====== Material for this task
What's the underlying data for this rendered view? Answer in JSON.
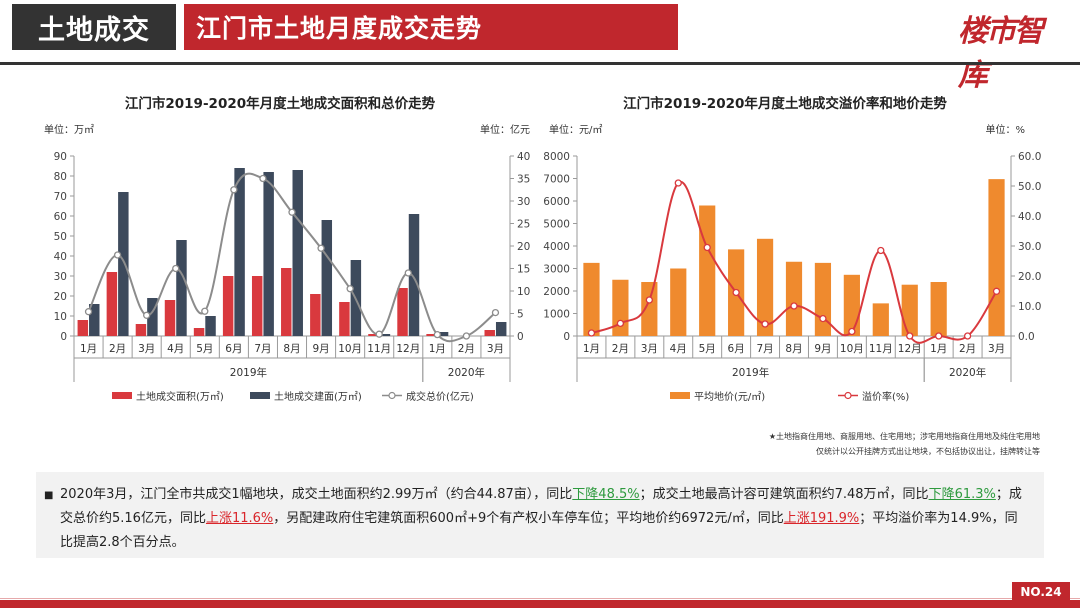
{
  "header": {
    "section": "土地成交",
    "title": "江门市土地月度成交走势",
    "logo": "楼市智库"
  },
  "notes": [
    "★土地指商住用地、商服用地、住宅用地；涉宅用地指商住用地及纯住宅用地",
    "仅统计以公开挂牌方式出让地块，不包括协议出让，挂牌转让等"
  ],
  "summary": {
    "parts": [
      {
        "text": "2020年3月，江门全市共成交1幅地块，成交土地面积约2.99万㎡（约合44.87亩），同比",
        "style": "normal"
      },
      {
        "text": "下降48.5%",
        "style": "down"
      },
      {
        "text": "；成交土地最高计容可建筑面积约7.48万㎡，同比",
        "style": "normal"
      },
      {
        "text": "下降61.3%",
        "style": "down"
      },
      {
        "text": "；成交总价约5.16亿元，同比",
        "style": "normal"
      },
      {
        "text": "上涨11.6%",
        "style": "up"
      },
      {
        "text": "，另配建政府住宅建筑面积600㎡+9个有产权小车停车位；平均地价约6972元/㎡，同比",
        "style": "normal"
      },
      {
        "text": "上涨191.9%",
        "style": "up"
      },
      {
        "text": "；平均溢价率为14.9%，同比提高2.8个百分点。",
        "style": "normal"
      }
    ]
  },
  "page_number": "NO.24",
  "chart_data": [
    {
      "type": "bar",
      "title": "江门市2019-2020年月度土地成交面积和总价走势",
      "unit_left": "单位：万㎡",
      "unit_right": "单位：亿元",
      "categories": [
        "1月",
        "2月",
        "3月",
        "4月",
        "5月",
        "6月",
        "7月",
        "8月",
        "9月",
        "10月",
        "11月",
        "12月",
        "1月",
        "2月",
        "3月"
      ],
      "groups": [
        {
          "label": "2019年",
          "start": 0,
          "end": 11
        },
        {
          "label": "2020年",
          "start": 12,
          "end": 14
        }
      ],
      "ylim_left": [
        0,
        90
      ],
      "yticks_left": [
        0,
        10,
        20,
        30,
        40,
        50,
        60,
        70,
        80,
        90
      ],
      "ylim_right": [
        0,
        40
      ],
      "yticks_right": [
        0,
        5,
        10,
        15,
        20,
        25,
        30,
        35,
        40
      ],
      "series": [
        {
          "name": "土地成交面积(万㎡)",
          "kind": "bar",
          "axis": "left",
          "color": "#d9393e",
          "values": [
            8,
            32,
            6,
            18,
            4,
            30,
            30,
            34,
            21,
            17,
            1,
            24,
            1,
            0,
            3
          ]
        },
        {
          "name": "土地成交建面(万㎡)",
          "kind": "bar",
          "axis": "left",
          "color": "#3d4a5c",
          "values": [
            16,
            72,
            19,
            48,
            10,
            84,
            82,
            83,
            58,
            38,
            1,
            61,
            2,
            0,
            7
          ]
        },
        {
          "name": "成交总价(亿元)",
          "kind": "line",
          "axis": "right",
          "color": "#8c8c8c",
          "values": [
            5.4,
            18,
            4.6,
            15,
            5.5,
            32.5,
            35,
            27.5,
            19.5,
            10.5,
            0.4,
            14,
            0.3,
            0,
            5.2
          ]
        }
      ]
    },
    {
      "type": "bar",
      "title": "江门市2019-2020年月度土地成交溢价率和地价走势",
      "unit_left": "单位：元/㎡",
      "unit_right": "单位：%",
      "categories": [
        "1月",
        "2月",
        "3月",
        "4月",
        "5月",
        "6月",
        "7月",
        "8月",
        "9月",
        "10月",
        "11月",
        "12月",
        "1月",
        "2月",
        "3月"
      ],
      "groups": [
        {
          "label": "2019年",
          "start": 0,
          "end": 11
        },
        {
          "label": "2020年",
          "start": 12,
          "end": 14
        }
      ],
      "ylim_left": [
        0,
        8000
      ],
      "yticks_left": [
        0,
        1000,
        2000,
        3000,
        4000,
        5000,
        6000,
        7000,
        8000
      ],
      "ylim_right": [
        0,
        60
      ],
      "yticks_right": [
        "0.0",
        "10.0",
        "20.0",
        "30.0",
        "40.0",
        "50.0",
        "60.0"
      ],
      "series": [
        {
          "name": "平均地价(元/㎡)",
          "kind": "bar",
          "axis": "left",
          "color": "#ef8a2e",
          "values": [
            3250,
            2500,
            2400,
            3000,
            5800,
            3850,
            4320,
            3300,
            3250,
            2720,
            1450,
            2280,
            2400,
            0,
            6972
          ]
        },
        {
          "name": "溢价率(%)",
          "kind": "line",
          "axis": "right",
          "color": "#d9393e",
          "values": [
            1,
            4.2,
            12,
            51,
            29.5,
            14.5,
            4,
            10,
            5.8,
            1.5,
            28.5,
            0,
            0,
            0,
            14.9
          ]
        }
      ]
    }
  ]
}
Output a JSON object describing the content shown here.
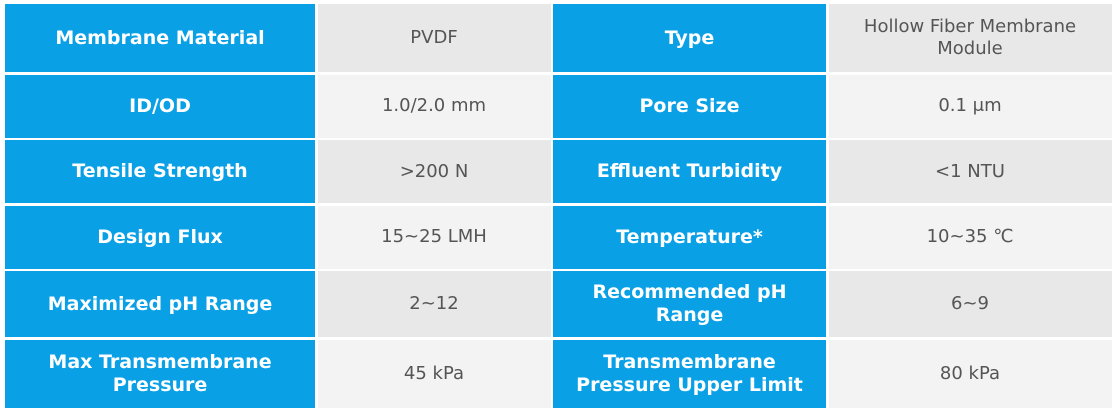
{
  "table": {
    "rows": [
      [
        "Membrane Material",
        "PVDF",
        "Type",
        "Hollow Fiber Membrane Module"
      ],
      [
        "ID/OD",
        "1.0/2.0 mm",
        "Pore Size",
        "0.1 μm"
      ],
      [
        "Tensile Strength",
        ">200 N",
        "Effluent Turbidity",
        "<1 NTU"
      ],
      [
        "Design Flux",
        "15~25 LMH",
        "Temperature*",
        "10~35 ℃"
      ],
      [
        "Maximized pH Range",
        "2~12",
        "Recommended pH Range",
        "6~9"
      ],
      [
        "Max Transmembrane Pressure",
        "45 kPa",
        "Transmembrane Pressure Upper Limit",
        "80 kPa"
      ]
    ]
  }
}
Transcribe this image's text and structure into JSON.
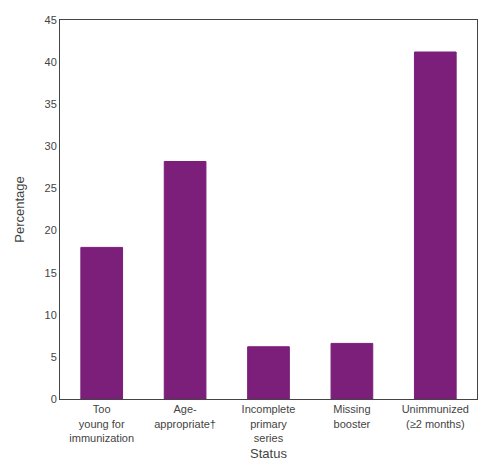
{
  "chart_data": {
    "type": "bar",
    "categories": [
      "Too\nyoung for\nimmunization",
      "Age-\nappropriate†",
      "Incomplete\nprimary\nseries",
      "Missing\nbooster",
      "Unimmunized\n(≥2 months)"
    ],
    "values": [
      18.0,
      28.2,
      6.2,
      6.6,
      41.2
    ],
    "color": "#7b1f7a",
    "xlabel": "Status",
    "ylabel": "Percentage",
    "ylim": [
      0,
      45
    ],
    "yticks": [
      0,
      5,
      10,
      15,
      20,
      25,
      30,
      35,
      40,
      45
    ],
    "grid": false
  }
}
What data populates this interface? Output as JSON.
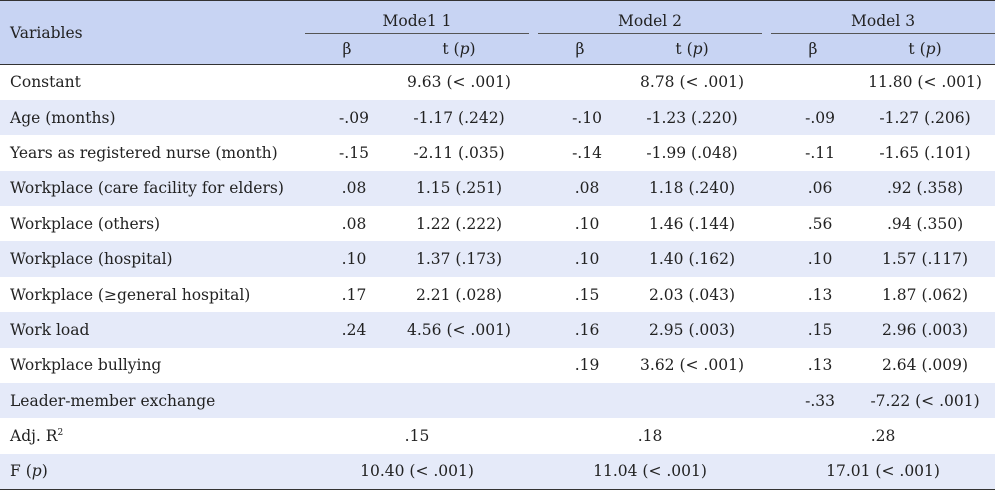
{
  "table": {
    "var_header": "Variables",
    "models": [
      {
        "name": "Mode1 1",
        "beta": "β",
        "t": "t",
        "p": "p"
      },
      {
        "name": "Model 2",
        "beta": "β",
        "t": "t",
        "p": "p"
      },
      {
        "name": "Model 3",
        "beta": "β",
        "t": "t",
        "p": "p"
      }
    ],
    "rows": [
      {
        "label": "Constant",
        "m1b": "",
        "m1t": "9.63 (< .001)",
        "m2b": "",
        "m2t": "8.78 (< .001)",
        "m3b": "",
        "m3t": "11.80 (< .001)"
      },
      {
        "label": "Age (months)",
        "m1b": "-.09",
        "m1t": "-1.17 (.242)",
        "m2b": "-.10",
        "m2t": "-1.23 (.220)",
        "m3b": "-.09",
        "m3t": "-1.27 (.206)"
      },
      {
        "label": "Years as registered nurse (month)",
        "m1b": "-.15",
        "m1t": "-2.11 (.035)",
        "m2b": "-.14",
        "m2t": "-1.99 (.048)",
        "m3b": "-.11",
        "m3t": "-1.65 (.101)"
      },
      {
        "label": "Workplace (care facility for elders)",
        "m1b": ".08",
        "m1t": "1.15 (.251)",
        "m2b": ".08",
        "m2t": "1.18 (.240)",
        "m3b": ".06",
        "m3t": ".92 (.358)"
      },
      {
        "label": "Workplace (others)",
        "m1b": ".08",
        "m1t": "1.22 (.222)",
        "m2b": ".10",
        "m2t": "1.46 (.144)",
        "m3b": ".56",
        "m3t": ".94 (.350)"
      },
      {
        "label": "Workplace (hospital)",
        "m1b": ".10",
        "m1t": "1.37 (.173)",
        "m2b": ".10",
        "m2t": "1.40 (.162)",
        "m3b": ".10",
        "m3t": "1.57 (.117)"
      },
      {
        "label": "Workplace (≥general hospital)",
        "m1b": ".17",
        "m1t": "2.21 (.028)",
        "m2b": ".15",
        "m2t": "2.03 (.043)",
        "m3b": ".13",
        "m3t": "1.87 (.062)"
      },
      {
        "label": "Work load",
        "m1b": ".24",
        "m1t": "4.56 (< .001)",
        "m2b": ".16",
        "m2t": "2.95 (.003)",
        "m3b": ".15",
        "m3t": "2.96 (.003)"
      },
      {
        "label": "Workplace bullying",
        "m1b": "",
        "m1t": "",
        "m2b": ".19",
        "m2t": "3.62 (< .001)",
        "m3b": ".13",
        "m3t": "2.64 (.009)"
      },
      {
        "label": "Leader-member exchange",
        "m1b": "",
        "m1t": "",
        "m2b": "",
        "m2t": "",
        "m3b": "-.33",
        "m3t": "-7.22 (< .001)"
      }
    ],
    "adj_r2": {
      "label": "Adj. R",
      "sup": "2",
      "m1": ".15",
      "m2": ".18",
      "m3": ".28"
    },
    "f_row": {
      "label": "F",
      "p": "p",
      "m1": "10.40 (< .001)",
      "m2": "11.04 (< .001)",
      "m3": "17.01 (< .001)"
    }
  }
}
============
■ **Objective**:
Using the listing, collect all lines in which the string "color" is found.

■ **Result of this task**:
          "color": "#d9393e",
          "color": "#3d4a5c",
          "color": "#8c8c8c",
          "color": "#ef8a2e",
          "color": "#d9393e",
    "color": "#7b1f7a",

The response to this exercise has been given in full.